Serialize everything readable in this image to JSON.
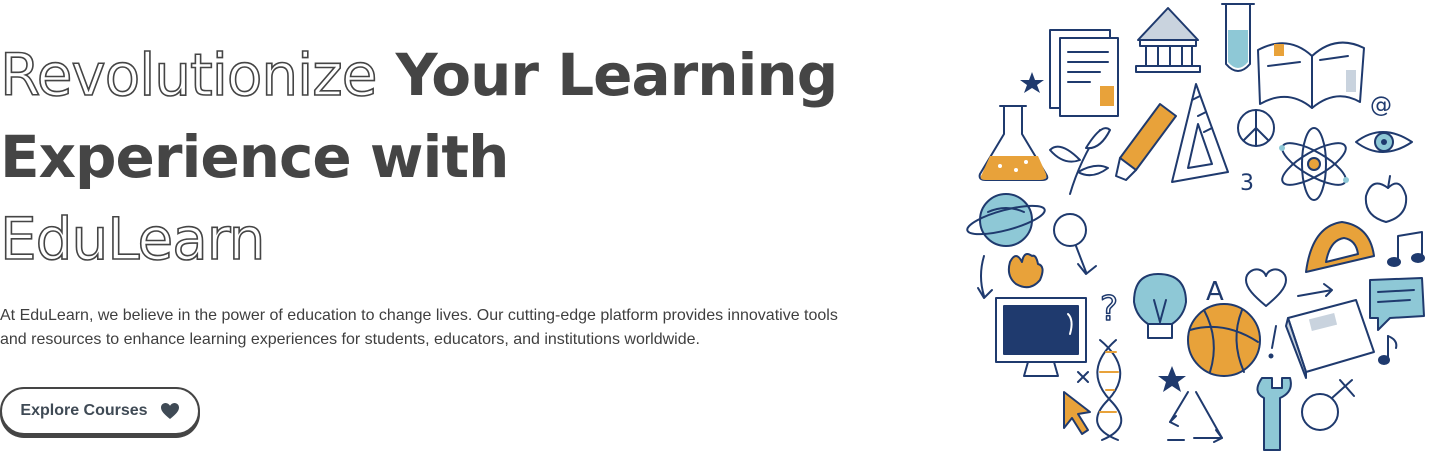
{
  "hero": {
    "headline_outline_1": "Revolutionize",
    "headline_solid": "Your Learning Experience with",
    "headline_outline_2": "EduLearn",
    "description": "At EduLearn, we believe in the power of education to change lives. Our cutting-edge platform provides innovative tools and resources to enhance learning experiences for students, educators, and institutions worldwide.",
    "cta_label": "Explore Courses",
    "cta_icon": "heart-icon"
  },
  "illustration": {
    "icons": [
      "document-icon",
      "museum-icon",
      "test-tube-icon",
      "open-book-icon",
      "star-icon",
      "flask-icon",
      "plant-icon",
      "pencil-icon",
      "ruler-triangle-icon",
      "peace-icon",
      "atom-icon",
      "at-sign-icon",
      "eye-icon",
      "apple-icon",
      "planet-icon",
      "magnifier-icon",
      "hand-icon",
      "protractor-icon",
      "music-note-icon",
      "question-icon",
      "lightbulb-icon",
      "letter-a-icon",
      "heart-outline-icon",
      "book-icon",
      "chat-bubble-icon",
      "monitor-icon",
      "dna-icon",
      "basketball-icon",
      "cursor-icon",
      "recycle-icon",
      "wrench-icon",
      "gender-icon"
    ],
    "text_glyphs": {
      "three": "3",
      "letter_a": "A",
      "question": "?",
      "at": "@"
    },
    "colors": {
      "navy": "#1f3a6e",
      "orange": "#e8a23a",
      "light_blue": "#8ec8d6",
      "gray_blue": "#c9d3de"
    }
  }
}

----------------

◆ **Required task**: Images in the data above are to be skipped. Retype all other material exactly.

◆ **Final result**:
Serialize everything readable in this image to JSON.
{
  "hero": {
    "headline_outline_1": "Revolutionize",
    "headline_solid": "Your Learning Experience with",
    "headline_outline_2": "EduLearn",
    "description": "At EduLearn, we believe in the power of education to change lives. Our cutting-edge platform provides innovative tools and resources to enhance learning experiences for students, educators, and institutions worldwide.",
    "cta_label": "Explore Courses",
    "cta_icon": "heart-icon"
  },
  "illustration": {
    "icons": [
      "document-icon",
      "museum-icon",
      "test-tube-icon",
      "open-book-icon",
      "star-icon",
      "flask-icon",
      "plant-icon",
      "pencil-icon",
      "ruler-triangle-icon",
      "peace-icon",
      "atom-icon",
      "at-sign-icon",
      "eye-icon",
      "apple-icon",
      "planet-icon",
      "magnifier-icon",
      "hand-icon",
      "protractor-icon",
      "music-note-icon",
      "question-icon",
      "lightbulb-icon",
      "letter-a-icon",
      "heart-outline-icon",
      "book-icon",
      "chat-bubble-icon",
      "monitor-icon",
      "dna-icon",
      "basketball-icon",
      "cursor-icon",
      "recycle-icon",
      "wrench-icon",
      "gender-icon"
    ],
    "text_glyphs": {
      "three": "3",
      "letter_a": "A",
      "question": "?",
      "at": "@"
    },
    "colors": {
      "navy": "#1f3a6e",
      "orange": "#e8a23a",
      "light_blue": "#8ec8d6",
      "gray_blue": "#c9d3de"
    }
  }
}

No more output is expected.